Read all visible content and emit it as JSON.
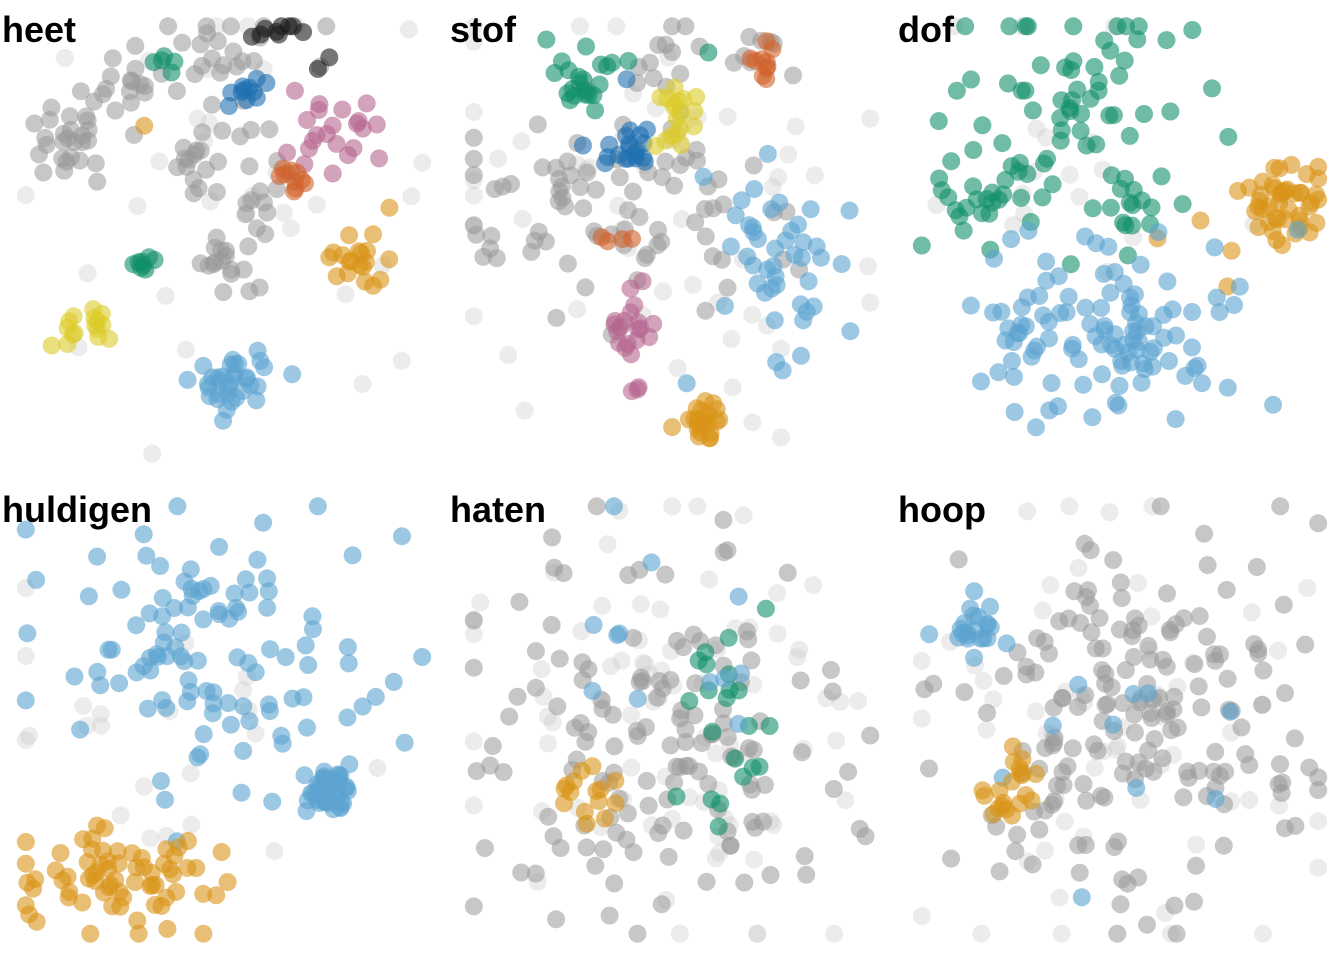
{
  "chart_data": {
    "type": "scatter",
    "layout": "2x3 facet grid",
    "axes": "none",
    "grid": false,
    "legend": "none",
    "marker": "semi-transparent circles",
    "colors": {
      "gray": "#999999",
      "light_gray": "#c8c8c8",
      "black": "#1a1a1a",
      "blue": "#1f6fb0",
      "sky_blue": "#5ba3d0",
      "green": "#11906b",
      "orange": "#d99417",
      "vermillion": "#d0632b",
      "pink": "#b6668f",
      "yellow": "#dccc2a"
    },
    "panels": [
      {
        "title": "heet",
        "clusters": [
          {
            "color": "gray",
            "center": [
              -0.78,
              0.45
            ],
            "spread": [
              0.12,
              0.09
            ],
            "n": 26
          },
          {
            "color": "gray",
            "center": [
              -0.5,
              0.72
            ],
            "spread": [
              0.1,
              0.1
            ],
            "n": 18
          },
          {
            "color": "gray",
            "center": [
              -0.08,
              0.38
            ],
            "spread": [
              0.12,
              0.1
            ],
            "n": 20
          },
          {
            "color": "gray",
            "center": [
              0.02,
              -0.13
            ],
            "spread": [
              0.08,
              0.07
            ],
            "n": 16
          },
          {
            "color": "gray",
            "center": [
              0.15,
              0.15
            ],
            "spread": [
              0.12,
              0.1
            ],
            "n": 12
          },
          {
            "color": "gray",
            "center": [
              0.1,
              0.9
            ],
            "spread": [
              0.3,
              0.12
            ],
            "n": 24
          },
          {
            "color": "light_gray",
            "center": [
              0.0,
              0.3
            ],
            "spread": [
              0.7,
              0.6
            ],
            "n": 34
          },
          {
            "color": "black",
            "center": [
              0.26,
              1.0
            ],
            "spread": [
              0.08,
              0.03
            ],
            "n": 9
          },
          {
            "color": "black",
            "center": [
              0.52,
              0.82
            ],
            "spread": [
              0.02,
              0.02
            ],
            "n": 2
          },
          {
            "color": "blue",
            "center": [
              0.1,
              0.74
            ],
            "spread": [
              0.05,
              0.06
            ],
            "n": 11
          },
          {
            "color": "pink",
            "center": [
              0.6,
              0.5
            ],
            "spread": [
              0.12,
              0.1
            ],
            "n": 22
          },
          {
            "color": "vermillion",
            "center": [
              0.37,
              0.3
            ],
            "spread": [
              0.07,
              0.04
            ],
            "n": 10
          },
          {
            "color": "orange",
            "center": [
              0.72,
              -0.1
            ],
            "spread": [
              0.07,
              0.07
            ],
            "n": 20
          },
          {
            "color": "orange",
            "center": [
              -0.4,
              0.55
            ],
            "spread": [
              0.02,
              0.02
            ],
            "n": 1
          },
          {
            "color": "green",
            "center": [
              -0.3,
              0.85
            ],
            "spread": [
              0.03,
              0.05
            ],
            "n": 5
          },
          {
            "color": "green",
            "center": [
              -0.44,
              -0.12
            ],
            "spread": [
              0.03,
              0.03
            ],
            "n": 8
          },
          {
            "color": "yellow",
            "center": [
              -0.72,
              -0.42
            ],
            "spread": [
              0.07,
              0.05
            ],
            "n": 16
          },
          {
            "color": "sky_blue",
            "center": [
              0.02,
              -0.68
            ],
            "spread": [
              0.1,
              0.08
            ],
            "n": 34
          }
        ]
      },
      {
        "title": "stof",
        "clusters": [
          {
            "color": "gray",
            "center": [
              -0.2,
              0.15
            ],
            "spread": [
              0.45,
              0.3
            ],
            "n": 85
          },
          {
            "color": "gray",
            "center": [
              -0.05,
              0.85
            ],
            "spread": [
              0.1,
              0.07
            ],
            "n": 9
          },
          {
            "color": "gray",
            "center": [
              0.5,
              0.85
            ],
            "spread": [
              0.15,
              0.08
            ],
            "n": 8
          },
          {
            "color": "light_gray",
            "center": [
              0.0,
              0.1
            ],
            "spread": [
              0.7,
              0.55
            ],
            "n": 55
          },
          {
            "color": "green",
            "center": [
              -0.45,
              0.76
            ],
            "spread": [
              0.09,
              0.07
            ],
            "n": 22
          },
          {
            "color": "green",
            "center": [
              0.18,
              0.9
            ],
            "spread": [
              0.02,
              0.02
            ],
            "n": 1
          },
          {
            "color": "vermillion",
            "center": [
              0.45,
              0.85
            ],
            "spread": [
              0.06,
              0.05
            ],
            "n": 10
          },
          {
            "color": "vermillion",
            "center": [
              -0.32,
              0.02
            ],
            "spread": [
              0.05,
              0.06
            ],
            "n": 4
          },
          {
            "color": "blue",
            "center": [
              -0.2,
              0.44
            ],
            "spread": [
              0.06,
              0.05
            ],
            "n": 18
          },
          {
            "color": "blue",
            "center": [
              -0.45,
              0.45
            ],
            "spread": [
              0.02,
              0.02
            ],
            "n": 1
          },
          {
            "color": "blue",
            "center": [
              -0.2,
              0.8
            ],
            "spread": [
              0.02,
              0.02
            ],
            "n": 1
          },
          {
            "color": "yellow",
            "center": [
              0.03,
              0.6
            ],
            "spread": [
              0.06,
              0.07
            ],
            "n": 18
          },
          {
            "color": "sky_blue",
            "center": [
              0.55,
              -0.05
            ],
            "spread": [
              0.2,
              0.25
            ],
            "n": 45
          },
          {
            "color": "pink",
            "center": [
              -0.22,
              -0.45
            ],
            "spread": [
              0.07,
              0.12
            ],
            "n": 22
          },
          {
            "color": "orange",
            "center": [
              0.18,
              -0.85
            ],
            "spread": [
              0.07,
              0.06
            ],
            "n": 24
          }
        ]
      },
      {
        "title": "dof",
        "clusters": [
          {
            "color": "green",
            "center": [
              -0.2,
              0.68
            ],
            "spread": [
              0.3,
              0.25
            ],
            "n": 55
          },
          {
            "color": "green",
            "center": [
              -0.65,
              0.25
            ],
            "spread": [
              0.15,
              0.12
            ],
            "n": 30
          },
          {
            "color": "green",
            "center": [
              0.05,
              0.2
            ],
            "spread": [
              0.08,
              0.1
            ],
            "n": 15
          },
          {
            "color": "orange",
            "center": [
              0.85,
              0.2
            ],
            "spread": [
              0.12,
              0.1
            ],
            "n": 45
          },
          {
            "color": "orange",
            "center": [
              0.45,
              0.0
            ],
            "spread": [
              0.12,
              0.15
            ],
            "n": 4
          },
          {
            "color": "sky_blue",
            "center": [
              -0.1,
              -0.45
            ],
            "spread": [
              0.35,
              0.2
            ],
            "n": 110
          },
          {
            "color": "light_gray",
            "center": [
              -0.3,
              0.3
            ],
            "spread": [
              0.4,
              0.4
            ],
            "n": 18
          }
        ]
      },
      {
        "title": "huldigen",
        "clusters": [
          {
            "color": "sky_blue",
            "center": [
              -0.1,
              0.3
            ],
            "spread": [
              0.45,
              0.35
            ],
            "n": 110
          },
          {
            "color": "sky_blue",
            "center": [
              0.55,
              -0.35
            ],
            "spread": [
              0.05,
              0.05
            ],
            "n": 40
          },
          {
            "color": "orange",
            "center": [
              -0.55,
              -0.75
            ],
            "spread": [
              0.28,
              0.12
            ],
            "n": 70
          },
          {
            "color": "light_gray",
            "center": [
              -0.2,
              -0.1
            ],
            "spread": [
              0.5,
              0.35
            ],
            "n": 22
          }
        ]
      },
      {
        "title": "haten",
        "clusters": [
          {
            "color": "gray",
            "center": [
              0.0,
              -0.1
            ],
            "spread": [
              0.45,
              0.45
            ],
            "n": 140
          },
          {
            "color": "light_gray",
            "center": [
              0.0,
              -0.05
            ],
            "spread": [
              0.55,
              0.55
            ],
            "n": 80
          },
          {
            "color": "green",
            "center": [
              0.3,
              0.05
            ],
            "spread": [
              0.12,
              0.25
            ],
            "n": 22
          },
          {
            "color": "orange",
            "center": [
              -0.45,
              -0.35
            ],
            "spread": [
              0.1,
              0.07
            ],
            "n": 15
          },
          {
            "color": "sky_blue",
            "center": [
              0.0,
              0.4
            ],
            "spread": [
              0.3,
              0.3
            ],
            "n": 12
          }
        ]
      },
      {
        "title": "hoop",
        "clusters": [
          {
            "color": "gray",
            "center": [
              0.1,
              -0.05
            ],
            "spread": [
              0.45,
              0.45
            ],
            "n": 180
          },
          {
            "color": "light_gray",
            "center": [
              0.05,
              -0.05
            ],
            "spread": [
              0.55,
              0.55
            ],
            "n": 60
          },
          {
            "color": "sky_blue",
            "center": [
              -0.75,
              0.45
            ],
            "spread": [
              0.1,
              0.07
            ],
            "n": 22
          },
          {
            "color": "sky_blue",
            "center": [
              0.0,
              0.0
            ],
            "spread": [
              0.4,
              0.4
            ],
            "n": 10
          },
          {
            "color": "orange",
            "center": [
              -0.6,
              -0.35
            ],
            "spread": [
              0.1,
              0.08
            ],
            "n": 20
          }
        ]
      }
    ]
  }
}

- - - -

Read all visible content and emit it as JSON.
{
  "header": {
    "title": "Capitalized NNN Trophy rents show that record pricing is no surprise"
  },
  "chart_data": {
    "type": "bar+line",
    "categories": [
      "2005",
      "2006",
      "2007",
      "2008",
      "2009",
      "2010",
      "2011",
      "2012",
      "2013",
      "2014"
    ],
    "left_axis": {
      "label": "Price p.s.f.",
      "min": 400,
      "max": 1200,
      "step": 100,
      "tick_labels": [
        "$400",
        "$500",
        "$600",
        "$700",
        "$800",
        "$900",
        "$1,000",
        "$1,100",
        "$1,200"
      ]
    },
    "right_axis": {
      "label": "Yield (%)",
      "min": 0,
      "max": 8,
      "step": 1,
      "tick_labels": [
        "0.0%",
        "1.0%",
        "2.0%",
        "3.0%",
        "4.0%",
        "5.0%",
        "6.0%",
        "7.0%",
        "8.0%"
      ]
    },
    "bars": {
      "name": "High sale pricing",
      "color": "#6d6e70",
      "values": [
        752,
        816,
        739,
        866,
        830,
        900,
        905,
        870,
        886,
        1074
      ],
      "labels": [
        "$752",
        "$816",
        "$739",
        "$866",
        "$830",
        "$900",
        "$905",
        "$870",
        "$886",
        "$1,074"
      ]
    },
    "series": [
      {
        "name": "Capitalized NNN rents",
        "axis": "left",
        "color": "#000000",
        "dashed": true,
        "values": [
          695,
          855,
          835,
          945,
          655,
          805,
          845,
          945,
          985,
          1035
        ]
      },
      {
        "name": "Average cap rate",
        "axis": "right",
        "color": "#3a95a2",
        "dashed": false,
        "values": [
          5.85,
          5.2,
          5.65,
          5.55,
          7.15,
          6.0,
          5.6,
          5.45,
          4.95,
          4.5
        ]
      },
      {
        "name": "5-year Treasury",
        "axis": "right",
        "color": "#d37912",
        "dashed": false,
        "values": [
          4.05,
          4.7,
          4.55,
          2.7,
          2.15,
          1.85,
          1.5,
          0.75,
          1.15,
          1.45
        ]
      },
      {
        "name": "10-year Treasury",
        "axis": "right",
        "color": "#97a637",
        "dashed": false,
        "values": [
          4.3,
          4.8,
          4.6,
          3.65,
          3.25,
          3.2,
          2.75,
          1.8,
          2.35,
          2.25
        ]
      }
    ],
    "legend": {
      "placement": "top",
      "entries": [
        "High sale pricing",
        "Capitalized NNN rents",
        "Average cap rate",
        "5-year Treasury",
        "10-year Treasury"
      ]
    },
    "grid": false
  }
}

- - - -

### What to produce
Pick out the lines that have the word "rents". Copy them all.

### Complete answer
    "title": "Capitalized NNN Trophy rents show that record pricing is no surprise"
        "name": "Capitalized NNN rents",
        "Capitalized NNN rents",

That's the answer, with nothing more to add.